Will you give the material below again, every line exactly as it is?

Begin RECORDS FOR THIS EXERCISE

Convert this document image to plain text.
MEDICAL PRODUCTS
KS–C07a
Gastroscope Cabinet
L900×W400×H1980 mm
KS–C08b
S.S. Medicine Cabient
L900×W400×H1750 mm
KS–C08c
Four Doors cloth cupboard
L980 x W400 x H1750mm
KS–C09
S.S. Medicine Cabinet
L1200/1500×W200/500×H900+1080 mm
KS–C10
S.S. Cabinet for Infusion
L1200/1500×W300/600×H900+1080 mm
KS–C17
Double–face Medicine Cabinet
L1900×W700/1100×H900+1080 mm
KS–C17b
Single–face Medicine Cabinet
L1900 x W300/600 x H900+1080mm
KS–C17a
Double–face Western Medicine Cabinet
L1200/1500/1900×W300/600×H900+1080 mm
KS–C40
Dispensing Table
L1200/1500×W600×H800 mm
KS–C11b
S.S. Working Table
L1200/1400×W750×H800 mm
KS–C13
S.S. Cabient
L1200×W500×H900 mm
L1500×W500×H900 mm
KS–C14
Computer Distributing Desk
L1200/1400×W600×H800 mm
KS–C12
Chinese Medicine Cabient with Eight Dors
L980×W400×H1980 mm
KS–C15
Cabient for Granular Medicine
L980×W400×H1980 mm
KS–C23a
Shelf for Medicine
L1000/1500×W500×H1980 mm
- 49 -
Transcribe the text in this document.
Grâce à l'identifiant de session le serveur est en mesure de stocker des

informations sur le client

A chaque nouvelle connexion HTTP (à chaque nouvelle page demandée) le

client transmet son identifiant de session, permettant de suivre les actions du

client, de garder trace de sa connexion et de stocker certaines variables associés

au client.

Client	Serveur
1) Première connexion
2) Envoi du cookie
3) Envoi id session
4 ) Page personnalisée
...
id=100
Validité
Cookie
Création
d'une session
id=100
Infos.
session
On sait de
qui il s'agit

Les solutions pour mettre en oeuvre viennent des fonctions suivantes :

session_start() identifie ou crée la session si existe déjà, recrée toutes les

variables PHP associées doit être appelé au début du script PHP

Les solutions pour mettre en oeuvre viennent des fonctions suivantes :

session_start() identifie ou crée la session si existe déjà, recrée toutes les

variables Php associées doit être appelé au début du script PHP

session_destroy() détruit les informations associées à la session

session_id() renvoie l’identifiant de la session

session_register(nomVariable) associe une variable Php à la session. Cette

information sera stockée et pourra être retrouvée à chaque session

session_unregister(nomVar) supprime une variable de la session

End RECORDS FOR THIS EXERCISE

● **SOLUTION TO THIS EXERCISE**
Convert this document image to plain text.
MEDICAL PRODUCTS
KS–C07a
Gastroscope Cabinet
L900×W400×H1980 mm
KS–C08b
S.S. Medicine Cabient
L900×W400×H1750 mm
KS–C08c
Four Doors cloth cupboard
L980 x W400 x H1750mm
KS–C09
S.S. Medicine Cabinet
L1200/1500×W200/500×H900+1080 mm
KS–C10
S.S. Cabinet for Infusion
L1200/1500×W300/600×H900+1080 mm
KS–C17
Double–face Medicine Cabinet
L1900×W700/1100×H900+1080 mm
KS–C17b
Single–face Medicine Cabinet
L1900 x W300/600 x H900+1080mm
KS–C17a
Double–face Western Medicine Cabinet
L1200/1500/1900×W300/600×H900+1080 mm
KS–C40
Dispensing Table
L1200/1500×W600×H800 mm
KS–C11b
S.S. Working Table
L1200/1400×W750×H800 mm
KS–C13
S.S. Cabient
L1200×W500×H900 mm
L1500×W500×H900 mm
KS–C14
Computer Distributing Desk
L1200/1400×W600×H800 mm
KS–C12
Chinese Medicine Cabient with Eight Dors
L980×W400×H1980 mm
KS–C15
Cabient for Granular Medicine
L980×W400×H1980 mm
KS–C23a
Shelf for Medicine
L1000/1500×W500×H1980 mm
- 49 -
Transcribe the text in this document.
Grâce à l'identifiant de session le serveur est en mesure de stocker des

informations sur le client

A chaque nouvelle connexion HTTP (à chaque nouvelle page demandée) le

client transmet son identifiant de session, permettant de suivre les actions du

client, de garder trace de sa connexion et de stocker certaines variables associés

au client.

Client	Serveur
1) Première connexion
2) Envoi du cookie
3) Envoi id session
4 ) Page personnalisée
...
id=100
Validité
Cookie
Création
d'une session
id=100
Infos.
session
On sait de
qui il s'agit

Les solutions pour mettre en oeuvre viennent des fonctions suivantes :

session_start() identifie ou crée la session si existe déjà, recrée toutes les

variables PHP associées doit être appelé au début du script PHP

Les solutions pour mettre en oeuvre viennent des fonctions suivantes :

session_start() identifie ou crée la session si existe déjà, recrée toutes les

variables Php associées doit être appelé au début du script PHP

session_destroy() détruit les informations associées à la session

session_id() renvoie l’identifiant de la session

session_register(nomVariable) associe une variable Php à la session. Cette

information sera stockée et pourra être retrouvée à chaque session

session_unregister(nomVar) supprime une variable de la session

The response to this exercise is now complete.